**Instructions to follow**
Pictures don't belong in the copy; print all the records exactly.

### Material to process

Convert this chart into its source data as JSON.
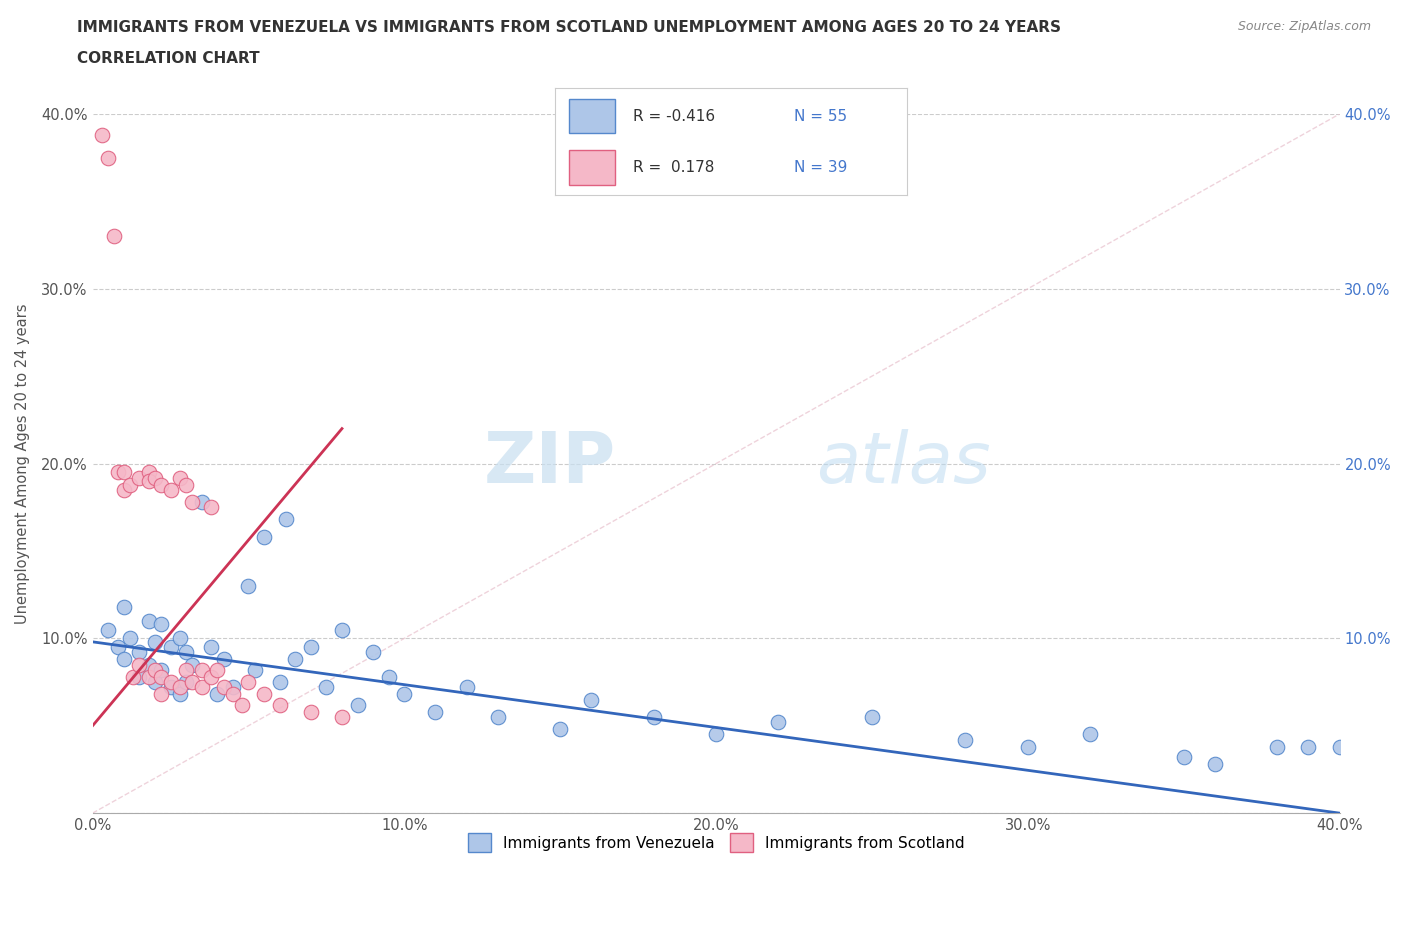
{
  "title_line1": "IMMIGRANTS FROM VENEZUELA VS IMMIGRANTS FROM SCOTLAND UNEMPLOYMENT AMONG AGES 20 TO 24 YEARS",
  "title_line2": "CORRELATION CHART",
  "source": "Source: ZipAtlas.com",
  "ylabel": "Unemployment Among Ages 20 to 24 years",
  "xlim": [
    0,
    0.4
  ],
  "ylim": [
    0,
    0.4
  ],
  "xticks": [
    0.0,
    0.1,
    0.2,
    0.3,
    0.4
  ],
  "yticks": [
    0.0,
    0.1,
    0.2,
    0.3,
    0.4
  ],
  "xticklabels": [
    "0.0%",
    "10.0%",
    "20.0%",
    "30.0%",
    "40.0%"
  ],
  "yticklabels_left": [
    "",
    "10.0%",
    "20.0%",
    "30.0%",
    "40.0%"
  ],
  "yticklabels_right": [
    "",
    "10.0%",
    "20.0%",
    "30.0%",
    "40.0%"
  ],
  "venezuela_color": "#aec6e8",
  "scotland_color": "#f5b8c8",
  "venezuela_edge": "#5588cc",
  "scotland_edge": "#e06080",
  "trend_venezuela_color": "#3366bb",
  "trend_scotland_color": "#cc3355",
  "R_venezuela": -0.416,
  "N_venezuela": 55,
  "R_scotland": 0.178,
  "N_scotland": 39,
  "watermark_zip": "ZIP",
  "watermark_atlas": "atlas",
  "legend_R_color": "#333333",
  "legend_N_color": "#4477cc",
  "venezuela_x": [
    0.005,
    0.008,
    0.01,
    0.01,
    0.012,
    0.015,
    0.015,
    0.018,
    0.018,
    0.02,
    0.02,
    0.022,
    0.022,
    0.025,
    0.025,
    0.028,
    0.028,
    0.03,
    0.03,
    0.032,
    0.035,
    0.038,
    0.04,
    0.042,
    0.045,
    0.05,
    0.052,
    0.055,
    0.06,
    0.062,
    0.065,
    0.07,
    0.075,
    0.08,
    0.085,
    0.09,
    0.095,
    0.1,
    0.11,
    0.12,
    0.13,
    0.15,
    0.16,
    0.18,
    0.2,
    0.22,
    0.25,
    0.28,
    0.3,
    0.32,
    0.35,
    0.36,
    0.38,
    0.39,
    0.4
  ],
  "venezuela_y": [
    0.105,
    0.095,
    0.118,
    0.088,
    0.1,
    0.092,
    0.078,
    0.11,
    0.085,
    0.098,
    0.075,
    0.108,
    0.082,
    0.095,
    0.072,
    0.1,
    0.068,
    0.092,
    0.075,
    0.085,
    0.178,
    0.095,
    0.068,
    0.088,
    0.072,
    0.13,
    0.082,
    0.158,
    0.075,
    0.168,
    0.088,
    0.095,
    0.072,
    0.105,
    0.062,
    0.092,
    0.078,
    0.068,
    0.058,
    0.072,
    0.055,
    0.048,
    0.065,
    0.055,
    0.045,
    0.052,
    0.055,
    0.042,
    0.038,
    0.045,
    0.032,
    0.028,
    0.038,
    0.038,
    0.038
  ],
  "scotland_x": [
    0.003,
    0.005,
    0.007,
    0.008,
    0.01,
    0.01,
    0.012,
    0.013,
    0.015,
    0.015,
    0.018,
    0.018,
    0.018,
    0.02,
    0.02,
    0.022,
    0.022,
    0.022,
    0.025,
    0.025,
    0.028,
    0.028,
    0.03,
    0.03,
    0.032,
    0.032,
    0.035,
    0.035,
    0.038,
    0.038,
    0.04,
    0.042,
    0.045,
    0.048,
    0.05,
    0.055,
    0.06,
    0.07,
    0.08
  ],
  "scotland_y": [
    0.388,
    0.375,
    0.33,
    0.195,
    0.195,
    0.185,
    0.188,
    0.078,
    0.192,
    0.085,
    0.195,
    0.19,
    0.078,
    0.192,
    0.082,
    0.188,
    0.078,
    0.068,
    0.185,
    0.075,
    0.192,
    0.072,
    0.188,
    0.082,
    0.178,
    0.075,
    0.082,
    0.072,
    0.175,
    0.078,
    0.082,
    0.072,
    0.068,
    0.062,
    0.075,
    0.068,
    0.062,
    0.058,
    0.055
  ],
  "trend_ven_x0": 0.0,
  "trend_ven_x1": 0.4,
  "trend_ven_y0": 0.098,
  "trend_ven_y1": 0.0,
  "trend_sco_x0": 0.0,
  "trend_sco_x1": 0.08,
  "trend_sco_y0": 0.05,
  "trend_sco_y1": 0.22
}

######

**Answer below**
Convert this chart into its source data as JSON.
{
  "title_line1": "IMMIGRANTS FROM VENEZUELA VS IMMIGRANTS FROM SCOTLAND UNEMPLOYMENT AMONG AGES 20 TO 24 YEARS",
  "title_line2": "CORRELATION CHART",
  "source": "Source: ZipAtlas.com",
  "ylabel": "Unemployment Among Ages 20 to 24 years",
  "xlim": [
    0,
    0.4
  ],
  "ylim": [
    0,
    0.4
  ],
  "xticks": [
    0.0,
    0.1,
    0.2,
    0.3,
    0.4
  ],
  "yticks": [
    0.0,
    0.1,
    0.2,
    0.3,
    0.4
  ],
  "xticklabels": [
    "0.0%",
    "10.0%",
    "20.0%",
    "30.0%",
    "40.0%"
  ],
  "yticklabels_left": [
    "",
    "10.0%",
    "20.0%",
    "30.0%",
    "40.0%"
  ],
  "yticklabels_right": [
    "",
    "10.0%",
    "20.0%",
    "30.0%",
    "40.0%"
  ],
  "venezuela_color": "#aec6e8",
  "scotland_color": "#f5b8c8",
  "venezuela_edge": "#5588cc",
  "scotland_edge": "#e06080",
  "trend_venezuela_color": "#3366bb",
  "trend_scotland_color": "#cc3355",
  "R_venezuela": -0.416,
  "N_venezuela": 55,
  "R_scotland": 0.178,
  "N_scotland": 39,
  "watermark_zip": "ZIP",
  "watermark_atlas": "atlas",
  "legend_R_color": "#333333",
  "legend_N_color": "#4477cc",
  "venezuela_x": [
    0.005,
    0.008,
    0.01,
    0.01,
    0.012,
    0.015,
    0.015,
    0.018,
    0.018,
    0.02,
    0.02,
    0.022,
    0.022,
    0.025,
    0.025,
    0.028,
    0.028,
    0.03,
    0.03,
    0.032,
    0.035,
    0.038,
    0.04,
    0.042,
    0.045,
    0.05,
    0.052,
    0.055,
    0.06,
    0.062,
    0.065,
    0.07,
    0.075,
    0.08,
    0.085,
    0.09,
    0.095,
    0.1,
    0.11,
    0.12,
    0.13,
    0.15,
    0.16,
    0.18,
    0.2,
    0.22,
    0.25,
    0.28,
    0.3,
    0.32,
    0.35,
    0.36,
    0.38,
    0.39,
    0.4
  ],
  "venezuela_y": [
    0.105,
    0.095,
    0.118,
    0.088,
    0.1,
    0.092,
    0.078,
    0.11,
    0.085,
    0.098,
    0.075,
    0.108,
    0.082,
    0.095,
    0.072,
    0.1,
    0.068,
    0.092,
    0.075,
    0.085,
    0.178,
    0.095,
    0.068,
    0.088,
    0.072,
    0.13,
    0.082,
    0.158,
    0.075,
    0.168,
    0.088,
    0.095,
    0.072,
    0.105,
    0.062,
    0.092,
    0.078,
    0.068,
    0.058,
    0.072,
    0.055,
    0.048,
    0.065,
    0.055,
    0.045,
    0.052,
    0.055,
    0.042,
    0.038,
    0.045,
    0.032,
    0.028,
    0.038,
    0.038,
    0.038
  ],
  "scotland_x": [
    0.003,
    0.005,
    0.007,
    0.008,
    0.01,
    0.01,
    0.012,
    0.013,
    0.015,
    0.015,
    0.018,
    0.018,
    0.018,
    0.02,
    0.02,
    0.022,
    0.022,
    0.022,
    0.025,
    0.025,
    0.028,
    0.028,
    0.03,
    0.03,
    0.032,
    0.032,
    0.035,
    0.035,
    0.038,
    0.038,
    0.04,
    0.042,
    0.045,
    0.048,
    0.05,
    0.055,
    0.06,
    0.07,
    0.08
  ],
  "scotland_y": [
    0.388,
    0.375,
    0.33,
    0.195,
    0.195,
    0.185,
    0.188,
    0.078,
    0.192,
    0.085,
    0.195,
    0.19,
    0.078,
    0.192,
    0.082,
    0.188,
    0.078,
    0.068,
    0.185,
    0.075,
    0.192,
    0.072,
    0.188,
    0.082,
    0.178,
    0.075,
    0.082,
    0.072,
    0.175,
    0.078,
    0.082,
    0.072,
    0.068,
    0.062,
    0.075,
    0.068,
    0.062,
    0.058,
    0.055
  ],
  "trend_ven_x0": 0.0,
  "trend_ven_x1": 0.4,
  "trend_ven_y0": 0.098,
  "trend_ven_y1": 0.0,
  "trend_sco_x0": 0.0,
  "trend_sco_x1": 0.08,
  "trend_sco_y0": 0.05,
  "trend_sco_y1": 0.22
}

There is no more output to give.